### [Supplied material]
+++
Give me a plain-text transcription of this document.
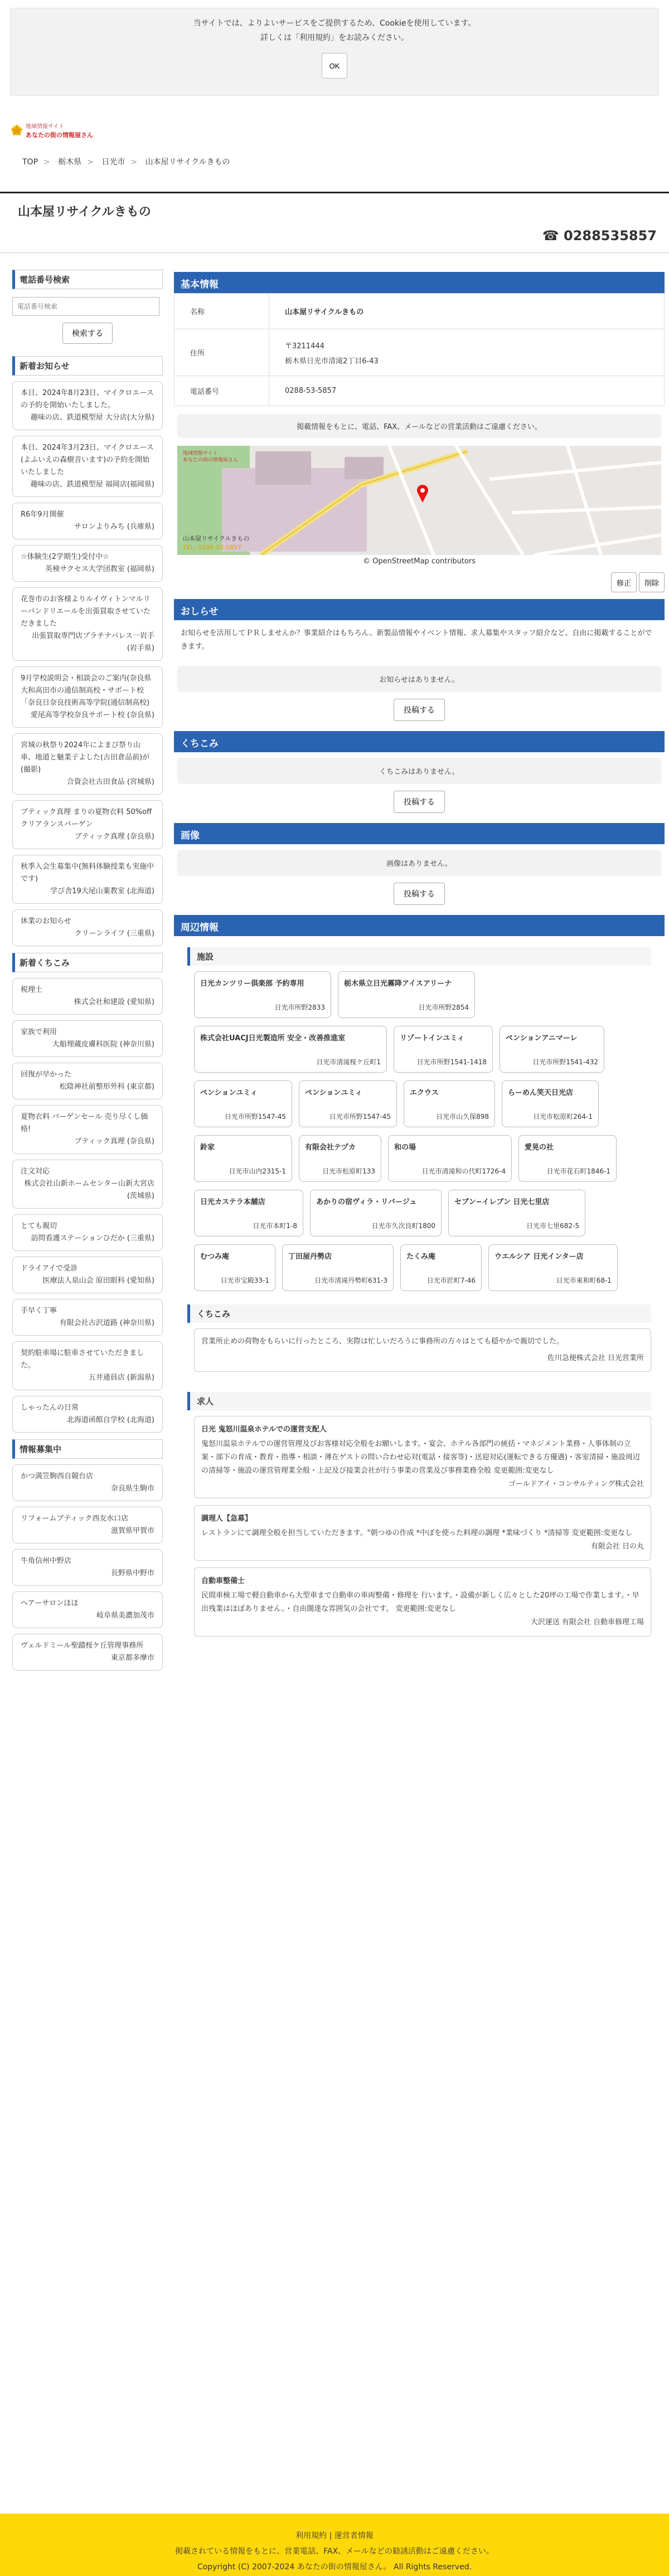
当サイトでは、よりよいサービスをご提供するため、Cookieを使用しています。

詳しくは「利用規約」をお読みください。

OK
地域情報サイト
あなたの街の情報屋さん
TOP > 栃木県 > 日光市 > 山本屋リサイクルきもの
山本屋リサイクルきもの
☎ 0288535857
電話番号検索
電話番号検索
検索する
新着お知らせ
本日、2024年8月23日、マイクロエースの予約を開始いたしました。
趣味の店、鉄道模型屋 大分店(大分県)
本日、2024年3月23日、マイクロエース(よふいえの森樹音います)の予約を開始いたしました
趣味の店、鉄道模型屋 福岡店(福岡県)
R6年9月開催
サロンよりみち (兵庫県)
☆体験生(2学期生)受付中☆
英検サクセス大学団教室 (福岡県)
花巻市のお客様よりルイヴィトンマルリーバンドリエールを出張買取させていただきました
出張買取専門店プラチナパレス一岩手 (岩手県)
9月学校説明会・相談会のご案内(奈良県大和高田市の通信制高校・サポート校「奈良日奈良技術高等学院(通信制高校)
愛尾高等学校奈良サポート校 (奈良県)
宮城の秋祭り2024年によまび祭り山車、地道と魅業子よした(古田倉品前)が(撮影)
合資会社古田食品 (宮城県)
ブティック真理 まりの夏物衣料 50%off クリアランスバーゲン
ブティック真理 (奈良県)
秋季入会生募集中(無料体験授業も実施中です)
学び舎19大尾山薬教室 (北海道)
休業のお知らせ
クリーンライフ (三重県)
新着くちこみ
税理士
株式会社和建設 (愛知県)
家族で利用
大船埋蔵皮膚科医院 (神奈川県)
回復が早かった
松陰神社前整形外科 (東京都)
夏物衣料 バーゲンセール 売り尽くし価格!
ブティック真理 (奈良県)
注文対応
株式会社山新ホームセンター山新大宮店 (茨城県)
とても親切
訪問看護ステーションひだか (三重県)
ドライアイで受診
医療法人泉山会 原田眼科 (愛知県)
手早く丁寧
有限会社古沢道路 (神奈川県)
契約駐車場に駐車させていただきました。
五井通員店 (新潟県)
しゃったんの日常
北海道函館自学校 (北海道)
情報募集中
かつ満笠駒西自競台店
奈良県生駒市
リフォームブティック西友水口店
滋賀県甲賀市
牛角信州中野店
長野県中野市
ヘアーサロンほほ
岐阜県美濃加茂市
ヴェルドミール聖蹟桜ケ丘管理事務所
東京都多摩市
基本情報
名称	山本屋リサイクルきもの
住所	〒3211444
栃木県日光市清滝2丁目6-43

電話番号	0288-53-5857
掲載情報をもとに、電話、FAX、メールなどの営業活動はご遠慮ください。
地域情報サイト
あなたの街の情報屋さん
山本屋リサイクルきもの
TEL: 0288-53-5857
© OpenStreetMap contributors
修正 削除
おしらせ
お知らせを活用してＰＲしませんか？事業紹介はもちろん、新製品情報やイベント情報、求人募集やスタッフ紹介など、自由に掲載することができます。
お知らせはありません。
投稿する
くちこみ
くちこみはありません。
投稿する
画像
画像はありません。
投稿する
周辺情報
施設
日光カンツリー倶楽部 予約専用
日光市所野2833
栃木県立日光霧降アイスアリーナ
日光市所野2854
株式会社UACJ日光製造所 安全・改善推進室
日光市清滝桜ケ丘町1
リゾートインユミィ
日光市所野1541-1418
ペンションアニマーレ
日光市所野1541-432
ペンションユミィ
日光市所野1547-45
ペンションユミィ
日光市所野1547-45
エクウス
日光市山久保898
らーめん笑天日光店
日光市松原町264-1
鈴家
日光市山内2315-1
有限会社テヅカ
日光市松原町133
和の場
日光市清滝和の代町1726-4
愛晃の社
日光市花石町1846-1
日光カステラ本舗店
日光市本町1-8
あかりの宿ヴィラ・リバージュ
日光市久次良町1800
セブン−イレブン 日光七里店
日光市七里682-5
むつみ庵
日光市宝殿33-1
丁田屋丹勢店
日光市清滝丹勢町631-3
たくみ庵
日光市匠町7-46
ウエルシア 日光インター店
日光市東和町68-1
くちこみ
営業所止めの荷物をもらいに行ったところ、実際は忙しいだろうに事務所の方々はとても穏やかで親切でした。
佐川急便株式会社 日光営業所
求人
日光 鬼怒川温泉ホテルでの運営支配人
鬼怒川温泉ホテルでの運営管理及びお客様対応全般をお願いします。・宴会、ホテル各部門の統括・マネジメント業務・人事体制の立案・部下の育成・教育・指導・相談・薄在ゲストの問い合わせ応対(電話・接客等)・送迎対応(運転できる方優遇)・客室清掃・施設周辺の清掃等・施設の運営管理業全般・上記及び接業会社が行う事業の営業及び事務業務全般 変更範囲:変更なし
ゴールドアイ・コンサルティング株式会社
調理人【急募】
レストランにて調理全般を担当していただきます。"朝つゆの作成 *中ぼを使った料理の調理 *業味づくり *清掃等 変更範囲:変更なし
有限会社 日の丸
自動車整備士
民間車検工場で軽自動車から大型車まで自動車の車両整備・修理を 行います。・設備が新しく広々とした20坪の工場で作業します。・早出残業はほぼありません。・自由闊達な雰囲気の会社です。 変更範囲:変更なし
大沢運送 有限会社 自動車修理工場
利用規約 | 運営者情報
掲載されている情報をもとに、営業電話、FAX、メールなどの勧誘活動はご遠慮ください。
Copyright (C) 2007-2024 あなたの街の情報屋さん。 All Rights Reserved.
+++
### [Given problem]
From the data above, write out everything exactly except the pictures.

### [The reply]
Give me a plain-text transcription of this document.
当サイトでは、よりよいサービスをご提供するため、Cookieを使用しています。

詳しくは「利用規約」をお読みください。

OK
地域情報サイト
あなたの街の情報屋さん
TOP > 栃木県 > 日光市 > 山本屋リサイクルきもの
山本屋リサイクルきもの
☎ 0288535857
電話番号検索
電話番号検索
検索する
新着お知らせ
本日、2024年8月23日、マイクロエースの予約を開始いたしました。
趣味の店、鉄道模型屋 大分店(大分県)
本日、2024年3月23日、マイクロエース(よふいえの森樹音います)の予約を開始いたしました
趣味の店、鉄道模型屋 福岡店(福岡県)
R6年9月開催
サロンよりみち (兵庫県)
☆体験生(2学期生)受付中☆
英検サクセス大学団教室 (福岡県)
花巻市のお客様よりルイヴィトンマルリーバンドリエールを出張買取させていただきました
出張買取専門店プラチナパレス一岩手 (岩手県)
9月学校説明会・相談会のご案内(奈良県大和高田市の通信制高校・サポート校「奈良日奈良技術高等学院(通信制高校)
愛尾高等学校奈良サポート校 (奈良県)
宮城の秋祭り2024年によまび祭り山車、地道と魅業子よした(古田倉品前)が(撮影)
合資会社古田食品 (宮城県)
ブティック真理 まりの夏物衣料 50%off クリアランスバーゲン
ブティック真理 (奈良県)
秋季入会生募集中(無料体験授業も実施中です)
学び舎19大尾山薬教室 (北海道)
休業のお知らせ
クリーンライフ (三重県)
新着くちこみ
税理士
株式会社和建設 (愛知県)
家族で利用
大船埋蔵皮膚科医院 (神奈川県)
回復が早かった
松陰神社前整形外科 (東京都)
夏物衣料 バーゲンセール 売り尽くし価格!
ブティック真理 (奈良県)
注文対応
株式会社山新ホームセンター山新大宮店 (茨城県)
とても親切
訪問看護ステーションひだか (三重県)
ドライアイで受診
医療法人泉山会 原田眼科 (愛知県)
手早く丁寧
有限会社古沢道路 (神奈川県)
契約駐車場に駐車させていただきました。
五井通員店 (新潟県)
しゃったんの日常
北海道函館自学校 (北海道)
情報募集中
かつ満笠駒西自競台店
奈良県生駒市
リフォームブティック西友水口店
滋賀県甲賀市
牛角信州中野店
長野県中野市
ヘアーサロンほほ
岐阜県美濃加茂市
ヴェルドミール聖蹟桜ケ丘管理事務所
東京都多摩市
基本情報
名称	山本屋リサイクルきもの
住所	〒3211444
栃木県日光市清滝2丁目6-43

電話番号	0288-53-5857
掲載情報をもとに、電話、FAX、メールなどの営業活動はご遠慮ください。
地域情報サイト
あなたの街の情報屋さん
山本屋リサイクルきもの
TEL: 0288-53-5857
© OpenStreetMap contributors
修正 削除
おしらせ
お知らせを活用してＰＲしませんか？事業紹介はもちろん、新製品情報やイベント情報、求人募集やスタッフ紹介など、自由に掲載することができます。
お知らせはありません。
投稿する
くちこみ
くちこみはありません。
投稿する
画像
画像はありません。
投稿する
周辺情報
施設
日光カンツリー倶楽部 予約専用
日光市所野2833
栃木県立日光霧降アイスアリーナ
日光市所野2854
株式会社UACJ日光製造所 安全・改善推進室
日光市清滝桜ケ丘町1
リゾートインユミィ
日光市所野1541-1418
ペンションアニマーレ
日光市所野1541-432
ペンションユミィ
日光市所野1547-45
ペンションユミィ
日光市所野1547-45
エクウス
日光市山久保898
らーめん笑天日光店
日光市松原町264-1
鈴家
日光市山内2315-1
有限会社テヅカ
日光市松原町133
和の場
日光市清滝和の代町1726-4
愛晃の社
日光市花石町1846-1
日光カステラ本舗店
日光市本町1-8
あかりの宿ヴィラ・リバージュ
日光市久次良町1800
セブン−イレブン 日光七里店
日光市七里682-5
むつみ庵
日光市宝殿33-1
丁田屋丹勢店
日光市清滝丹勢町631-3
たくみ庵
日光市匠町7-46
ウエルシア 日光インター店
日光市東和町68-1
くちこみ
営業所止めの荷物をもらいに行ったところ、実際は忙しいだろうに事務所の方々はとても穏やかで親切でした。
佐川急便株式会社 日光営業所
求人
日光 鬼怒川温泉ホテルでの運営支配人
鬼怒川温泉ホテルでの運営管理及びお客様対応全般をお願いします。・宴会、ホテル各部門の統括・マネジメント業務・人事体制の立案・部下の育成・教育・指導・相談・薄在ゲストの問い合わせ応対(電話・接客等)・送迎対応(運転できる方優遇)・客室清掃・施設周辺の清掃等・施設の運営管理業全般・上記及び接業会社が行う事業の営業及び事務業務全般 変更範囲:変更なし
ゴールドアイ・コンサルティング株式会社
調理人【急募】
レストランにて調理全般を担当していただきます。"朝つゆの作成 *中ぼを使った料理の調理 *業味づくり *清掃等 変更範囲:変更なし
有限会社 日の丸
自動車整備士
民間車検工場で軽自動車から大型車まで自動車の車両整備・修理を 行います。・設備が新しく広々とした20坪の工場で作業します。・早出残業はほぼありません。・自由闊達な雰囲気の会社です。 変更範囲:変更なし
大沢運送 有限会社 自動車修理工場
利用規約 | 運営者情報
掲載されている情報をもとに、営業電話、FAX、メールなどの勧誘活動はご遠慮ください。
Copyright (C) 2007-2024 あなたの街の情報屋さん。 All Rights Reserved.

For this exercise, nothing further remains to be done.